**Source text**
+--

It will be appreciated that the adjustment of buoyancy of the apparatus, if necessary involving buoyancy tanks on the gripping means, is of critical importance in the use of the apparatus. The buoyancy capability may be varied to suit varying operating conditions.
The possibility is envisaged that removal or adjustment of the ship superstructure would be necessary in order to allow use of the present apparatus.
If the vessel to be recovered in less uniform in shape than an oil tanker a single construction utilising segmented pontoons could be employed as an alternative to several smaller rigs. In this way variations in the width of the vessel for salvage could be catered for by adjusting the width of any particular pair of pivotal arms by the desired amount and hence the separation of the respective gripping means.
The present apparatus can be towed to the scene of an accident or of salvage operations or, alternatively, can be provided with its own power source and engines rendering it a completely independent salvage vessel.
Furthermore, the apparatus can be utilized at one end only of a vessel, for example, merely to supplement the buoyancy of a vessel in distress.
In a suitable dry dock with a shoulder provided in the walls thereof the apparatus may be used to support a small ship enabling easy access to the hull from underneath. This is achieved by floating in the vessel-apparatus combination with the dock filled with water and allowing the pontoons to settle on the shoulder in the dock walls as water is drained away.

+--

**Goal A**
In the salvage apparatus text, what do the pontoons settle on in a dry dock as the water drains away?

+--

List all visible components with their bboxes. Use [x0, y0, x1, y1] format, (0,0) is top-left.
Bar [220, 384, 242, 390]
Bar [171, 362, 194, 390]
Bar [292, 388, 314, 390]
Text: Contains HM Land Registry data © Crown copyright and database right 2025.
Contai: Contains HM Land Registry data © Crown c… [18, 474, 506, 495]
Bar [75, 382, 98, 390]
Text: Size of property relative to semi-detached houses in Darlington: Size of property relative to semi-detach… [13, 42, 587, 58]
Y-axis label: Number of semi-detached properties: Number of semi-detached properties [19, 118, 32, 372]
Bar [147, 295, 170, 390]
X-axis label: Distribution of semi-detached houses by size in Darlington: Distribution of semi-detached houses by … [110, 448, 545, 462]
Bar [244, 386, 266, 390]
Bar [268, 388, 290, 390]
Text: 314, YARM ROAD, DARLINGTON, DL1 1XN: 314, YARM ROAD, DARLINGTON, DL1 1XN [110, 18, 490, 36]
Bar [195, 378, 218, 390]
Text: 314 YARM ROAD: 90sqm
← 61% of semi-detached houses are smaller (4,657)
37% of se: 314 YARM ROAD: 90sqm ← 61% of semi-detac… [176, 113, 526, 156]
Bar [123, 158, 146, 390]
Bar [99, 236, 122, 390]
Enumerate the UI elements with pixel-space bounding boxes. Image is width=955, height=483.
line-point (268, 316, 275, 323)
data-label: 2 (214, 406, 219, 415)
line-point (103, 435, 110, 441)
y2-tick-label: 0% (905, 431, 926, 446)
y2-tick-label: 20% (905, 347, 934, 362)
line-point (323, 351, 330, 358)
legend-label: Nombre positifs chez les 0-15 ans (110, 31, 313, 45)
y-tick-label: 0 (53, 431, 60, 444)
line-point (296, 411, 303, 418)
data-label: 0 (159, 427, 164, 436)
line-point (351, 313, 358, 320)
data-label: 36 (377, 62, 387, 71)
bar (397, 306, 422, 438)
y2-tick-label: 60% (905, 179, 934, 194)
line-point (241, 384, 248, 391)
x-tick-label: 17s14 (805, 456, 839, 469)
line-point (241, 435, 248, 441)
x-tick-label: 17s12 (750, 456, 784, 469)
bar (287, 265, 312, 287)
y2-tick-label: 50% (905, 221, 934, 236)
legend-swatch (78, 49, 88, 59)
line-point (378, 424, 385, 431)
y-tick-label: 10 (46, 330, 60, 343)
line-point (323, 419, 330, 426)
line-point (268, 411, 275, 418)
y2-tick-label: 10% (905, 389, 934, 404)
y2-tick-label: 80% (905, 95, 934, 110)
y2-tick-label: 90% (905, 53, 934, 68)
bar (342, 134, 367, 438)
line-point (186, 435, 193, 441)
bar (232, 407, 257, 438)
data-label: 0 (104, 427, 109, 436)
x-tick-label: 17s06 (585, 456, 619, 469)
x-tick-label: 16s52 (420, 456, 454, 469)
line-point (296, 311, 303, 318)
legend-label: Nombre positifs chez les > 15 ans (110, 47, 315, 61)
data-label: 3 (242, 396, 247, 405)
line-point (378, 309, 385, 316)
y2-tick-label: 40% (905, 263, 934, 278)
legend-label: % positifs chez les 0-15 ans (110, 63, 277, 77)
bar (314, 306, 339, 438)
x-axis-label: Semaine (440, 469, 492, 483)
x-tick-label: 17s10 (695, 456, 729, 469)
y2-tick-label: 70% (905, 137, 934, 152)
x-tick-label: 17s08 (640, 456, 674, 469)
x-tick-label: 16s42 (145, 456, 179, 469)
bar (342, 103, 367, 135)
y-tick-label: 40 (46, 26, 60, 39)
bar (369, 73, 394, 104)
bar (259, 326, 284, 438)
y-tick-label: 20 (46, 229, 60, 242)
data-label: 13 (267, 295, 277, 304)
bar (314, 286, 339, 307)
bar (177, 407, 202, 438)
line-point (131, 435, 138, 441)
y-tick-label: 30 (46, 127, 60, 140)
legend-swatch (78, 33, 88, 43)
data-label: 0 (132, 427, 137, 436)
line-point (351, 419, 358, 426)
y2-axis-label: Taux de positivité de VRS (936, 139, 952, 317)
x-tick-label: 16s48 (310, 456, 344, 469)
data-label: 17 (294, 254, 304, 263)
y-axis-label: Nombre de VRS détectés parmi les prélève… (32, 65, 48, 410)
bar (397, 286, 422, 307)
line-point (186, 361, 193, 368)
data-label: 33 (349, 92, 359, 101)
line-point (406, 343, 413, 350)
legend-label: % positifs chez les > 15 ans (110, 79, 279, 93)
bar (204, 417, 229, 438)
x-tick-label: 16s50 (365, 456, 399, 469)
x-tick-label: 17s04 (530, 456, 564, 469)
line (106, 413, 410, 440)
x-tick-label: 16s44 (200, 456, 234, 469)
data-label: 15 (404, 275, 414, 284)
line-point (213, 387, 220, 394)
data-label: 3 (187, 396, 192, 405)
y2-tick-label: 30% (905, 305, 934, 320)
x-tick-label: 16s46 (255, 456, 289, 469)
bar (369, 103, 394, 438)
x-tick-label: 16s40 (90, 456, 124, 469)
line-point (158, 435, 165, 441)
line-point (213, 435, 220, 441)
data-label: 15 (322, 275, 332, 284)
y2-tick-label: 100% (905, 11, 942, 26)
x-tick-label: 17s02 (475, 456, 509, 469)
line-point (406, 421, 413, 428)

+--

**Goal B**
Set down the records verbatim, from their first line through the line that contains "Bar [123, 158, 146, 390]", including both of those lines.

**Full response A**
A shoulder in the dock walls.

**Full response B**
List all visible components with their bboxes. Use [x0, y0, x1, y1] format, (0,0) is top-left.
Bar [220, 384, 242, 390]
Bar [171, 362, 194, 390]
Bar [292, 388, 314, 390]
Text: Contains HM Land Registry data © Crown copyright and database right 2025.
Contai: Contains HM Land Registry data © Crown c… [18, 474, 506, 495]
Bar [75, 382, 98, 390]
Text: Size of property relative to semi-detached houses in Darlington: Size of property relative to semi-detach… [13, 42, 587, 58]
Y-axis label: Number of semi-detached properties: Number of semi-detached properties [19, 118, 32, 372]
Bar [147, 295, 170, 390]
X-axis label: Distribution of semi-detached houses by size in Darlington: Distribution of semi-detached houses by … [110, 448, 545, 462]
Bar [244, 386, 266, 390]
Bar [268, 388, 290, 390]
Text: 314, YARM ROAD, DARLINGTON, DL1 1XN: 314, YARM ROAD, DARLINGTON, DL1 1XN [110, 18, 490, 36]
Bar [195, 378, 218, 390]
Text: 314 YARM ROAD: 90sqm
← 61% of semi-detached houses are smaller (4,657)
37% of se: 314 YARM ROAD: 90sqm ← 61% of semi-detac… [176, 113, 526, 156]
Bar [123, 158, 146, 390]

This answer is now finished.